→ Data rows
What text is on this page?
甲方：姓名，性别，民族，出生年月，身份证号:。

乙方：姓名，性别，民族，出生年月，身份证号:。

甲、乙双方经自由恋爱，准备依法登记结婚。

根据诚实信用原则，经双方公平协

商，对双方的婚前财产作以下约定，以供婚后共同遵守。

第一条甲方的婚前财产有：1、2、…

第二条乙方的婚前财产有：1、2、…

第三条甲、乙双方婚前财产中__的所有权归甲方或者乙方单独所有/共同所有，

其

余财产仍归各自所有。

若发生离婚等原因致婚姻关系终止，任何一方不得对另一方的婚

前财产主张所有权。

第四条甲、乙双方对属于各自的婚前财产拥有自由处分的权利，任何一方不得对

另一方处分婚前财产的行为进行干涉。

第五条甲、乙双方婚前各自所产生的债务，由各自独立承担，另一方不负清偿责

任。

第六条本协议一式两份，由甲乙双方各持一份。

→ Short problem
All of the lines above must be returned exactly.

→ Exercise result
What text is on this page?
甲方：姓名，性别，民族，出生年月，身份证号:。

乙方：姓名，性别，民族，出生年月，身份证号:。

甲、乙双方经自由恋爱，准备依法登记结婚。

根据诚实信用原则，经双方公平协

商，对双方的婚前财产作以下约定，以供婚后共同遵守。

第一条甲方的婚前财产有：1、2、…

第二条乙方的婚前财产有：1、2、…

第三条甲、乙双方婚前财产中__的所有权归甲方或者乙方单独所有/共同所有，

其

余财产仍归各自所有。

若发生离婚等原因致婚姻关系终止，任何一方不得对另一方的婚

前财产主张所有权。

第四条甲、乙双方对属于各自的婚前财产拥有自由处分的权利，任何一方不得对

另一方处分婚前财产的行为进行干涉。

第五条甲、乙双方婚前各自所产生的债务，由各自独立承担，另一方不负清偿责

任。

第六条本协议一式两份，由甲乙双方各持一份。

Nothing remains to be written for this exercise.